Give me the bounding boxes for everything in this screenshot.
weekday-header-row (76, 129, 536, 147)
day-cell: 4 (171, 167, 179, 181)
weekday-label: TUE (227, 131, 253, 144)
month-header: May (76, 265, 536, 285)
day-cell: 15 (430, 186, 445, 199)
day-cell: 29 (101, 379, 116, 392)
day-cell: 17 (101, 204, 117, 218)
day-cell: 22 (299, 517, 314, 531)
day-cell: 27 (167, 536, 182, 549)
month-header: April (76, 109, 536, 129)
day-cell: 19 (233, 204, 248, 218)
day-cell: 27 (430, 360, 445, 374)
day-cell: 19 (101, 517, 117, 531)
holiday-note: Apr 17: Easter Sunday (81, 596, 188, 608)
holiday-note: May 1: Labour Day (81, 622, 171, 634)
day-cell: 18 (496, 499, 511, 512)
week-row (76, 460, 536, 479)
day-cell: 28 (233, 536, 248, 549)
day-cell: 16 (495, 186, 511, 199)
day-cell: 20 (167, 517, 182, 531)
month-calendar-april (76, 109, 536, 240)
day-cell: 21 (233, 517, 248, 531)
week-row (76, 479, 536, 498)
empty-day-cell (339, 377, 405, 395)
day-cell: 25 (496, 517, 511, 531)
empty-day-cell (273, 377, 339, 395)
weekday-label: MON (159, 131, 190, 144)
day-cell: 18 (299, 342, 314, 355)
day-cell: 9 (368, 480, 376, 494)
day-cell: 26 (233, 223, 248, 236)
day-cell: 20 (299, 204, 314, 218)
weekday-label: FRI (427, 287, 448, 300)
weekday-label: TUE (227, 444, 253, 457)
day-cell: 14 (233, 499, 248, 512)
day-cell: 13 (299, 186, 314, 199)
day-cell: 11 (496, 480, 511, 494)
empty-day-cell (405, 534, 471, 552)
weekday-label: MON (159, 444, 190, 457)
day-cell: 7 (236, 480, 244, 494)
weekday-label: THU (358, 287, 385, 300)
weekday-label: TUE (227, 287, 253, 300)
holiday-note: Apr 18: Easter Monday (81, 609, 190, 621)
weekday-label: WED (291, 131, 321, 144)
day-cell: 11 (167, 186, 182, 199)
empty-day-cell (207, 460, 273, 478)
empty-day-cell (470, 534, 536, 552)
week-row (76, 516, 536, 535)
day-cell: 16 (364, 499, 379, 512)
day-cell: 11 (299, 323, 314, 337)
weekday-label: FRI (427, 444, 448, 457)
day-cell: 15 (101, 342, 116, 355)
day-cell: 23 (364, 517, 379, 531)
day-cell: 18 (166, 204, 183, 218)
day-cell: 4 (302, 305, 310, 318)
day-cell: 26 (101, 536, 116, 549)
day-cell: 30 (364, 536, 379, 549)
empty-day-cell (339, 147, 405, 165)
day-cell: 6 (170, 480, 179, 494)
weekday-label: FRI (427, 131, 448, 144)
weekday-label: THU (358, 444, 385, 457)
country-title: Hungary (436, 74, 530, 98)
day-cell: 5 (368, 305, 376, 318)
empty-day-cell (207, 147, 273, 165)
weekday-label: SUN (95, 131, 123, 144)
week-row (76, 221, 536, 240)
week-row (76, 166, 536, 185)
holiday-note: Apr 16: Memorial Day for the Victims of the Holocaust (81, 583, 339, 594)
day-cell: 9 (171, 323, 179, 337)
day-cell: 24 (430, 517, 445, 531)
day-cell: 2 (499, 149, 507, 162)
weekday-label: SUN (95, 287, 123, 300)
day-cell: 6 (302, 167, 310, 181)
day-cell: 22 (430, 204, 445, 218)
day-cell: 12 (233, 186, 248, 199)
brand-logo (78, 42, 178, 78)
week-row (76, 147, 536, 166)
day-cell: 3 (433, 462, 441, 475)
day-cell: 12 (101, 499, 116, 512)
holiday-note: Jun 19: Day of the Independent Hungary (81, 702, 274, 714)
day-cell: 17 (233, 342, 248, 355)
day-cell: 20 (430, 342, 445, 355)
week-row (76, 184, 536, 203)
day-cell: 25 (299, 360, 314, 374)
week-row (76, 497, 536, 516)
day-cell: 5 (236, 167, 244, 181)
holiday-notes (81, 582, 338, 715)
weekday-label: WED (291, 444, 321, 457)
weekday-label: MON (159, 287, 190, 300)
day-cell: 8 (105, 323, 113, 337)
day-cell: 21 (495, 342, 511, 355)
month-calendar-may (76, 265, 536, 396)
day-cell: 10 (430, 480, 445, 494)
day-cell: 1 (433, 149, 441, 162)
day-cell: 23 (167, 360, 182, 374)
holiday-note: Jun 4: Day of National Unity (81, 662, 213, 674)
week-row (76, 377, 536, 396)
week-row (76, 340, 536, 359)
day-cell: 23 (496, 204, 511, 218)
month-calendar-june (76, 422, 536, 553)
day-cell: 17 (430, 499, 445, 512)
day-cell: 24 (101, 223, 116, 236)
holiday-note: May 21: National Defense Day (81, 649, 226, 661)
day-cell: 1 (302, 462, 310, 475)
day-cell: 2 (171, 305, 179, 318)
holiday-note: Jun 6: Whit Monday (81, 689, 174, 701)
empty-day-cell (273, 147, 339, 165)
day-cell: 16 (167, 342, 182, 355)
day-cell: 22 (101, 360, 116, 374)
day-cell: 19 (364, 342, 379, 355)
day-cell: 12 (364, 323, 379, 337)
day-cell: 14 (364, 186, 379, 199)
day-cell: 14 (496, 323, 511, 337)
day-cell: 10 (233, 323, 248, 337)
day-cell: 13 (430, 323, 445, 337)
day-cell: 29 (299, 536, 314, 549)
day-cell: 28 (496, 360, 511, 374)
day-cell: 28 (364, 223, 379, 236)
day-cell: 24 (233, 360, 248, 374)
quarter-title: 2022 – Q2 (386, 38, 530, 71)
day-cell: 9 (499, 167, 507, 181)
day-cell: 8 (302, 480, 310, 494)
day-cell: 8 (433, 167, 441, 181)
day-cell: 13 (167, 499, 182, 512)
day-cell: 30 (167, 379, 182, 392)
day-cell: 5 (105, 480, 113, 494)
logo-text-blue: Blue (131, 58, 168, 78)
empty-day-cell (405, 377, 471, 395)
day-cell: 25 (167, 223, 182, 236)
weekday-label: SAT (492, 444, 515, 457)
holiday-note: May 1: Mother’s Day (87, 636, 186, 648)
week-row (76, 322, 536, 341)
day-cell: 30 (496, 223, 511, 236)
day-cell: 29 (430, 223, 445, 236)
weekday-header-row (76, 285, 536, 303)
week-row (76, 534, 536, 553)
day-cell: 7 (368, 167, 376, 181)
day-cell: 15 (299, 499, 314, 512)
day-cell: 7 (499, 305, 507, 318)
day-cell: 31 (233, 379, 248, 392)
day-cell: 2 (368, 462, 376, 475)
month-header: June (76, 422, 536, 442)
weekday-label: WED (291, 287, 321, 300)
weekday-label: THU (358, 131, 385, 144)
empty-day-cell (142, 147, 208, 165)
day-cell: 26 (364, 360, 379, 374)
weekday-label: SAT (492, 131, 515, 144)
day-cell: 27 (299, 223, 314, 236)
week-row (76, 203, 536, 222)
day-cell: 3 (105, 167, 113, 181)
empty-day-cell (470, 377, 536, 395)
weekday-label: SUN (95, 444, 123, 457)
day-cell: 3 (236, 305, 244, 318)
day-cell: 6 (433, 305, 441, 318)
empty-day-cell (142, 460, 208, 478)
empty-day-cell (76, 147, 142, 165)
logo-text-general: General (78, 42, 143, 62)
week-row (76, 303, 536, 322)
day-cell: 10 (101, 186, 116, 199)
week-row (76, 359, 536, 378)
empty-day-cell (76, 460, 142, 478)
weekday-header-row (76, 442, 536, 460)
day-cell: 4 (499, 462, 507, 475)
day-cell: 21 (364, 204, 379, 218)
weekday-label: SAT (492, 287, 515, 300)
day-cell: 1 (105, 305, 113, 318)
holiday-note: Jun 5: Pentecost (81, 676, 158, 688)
--- --- ---
» THE TASK: Could you copy out the lines, starting with the very first one and going on through the line with "day-cell: 27 (167, 536, 182, 549)", so that both end lines are included and every character stays unchanged?

» REPLY:
Give me the bounding boxes for everything in this screenshot.
weekday-header-row (76, 129, 536, 147)
day-cell: 4 (171, 167, 179, 181)
weekday-label: TUE (227, 131, 253, 144)
month-header: May (76, 265, 536, 285)
day-cell: 15 (430, 186, 445, 199)
day-cell: 29 (101, 379, 116, 392)
day-cell: 17 (101, 204, 117, 218)
day-cell: 22 (299, 517, 314, 531)
day-cell: 27 (167, 536, 182, 549)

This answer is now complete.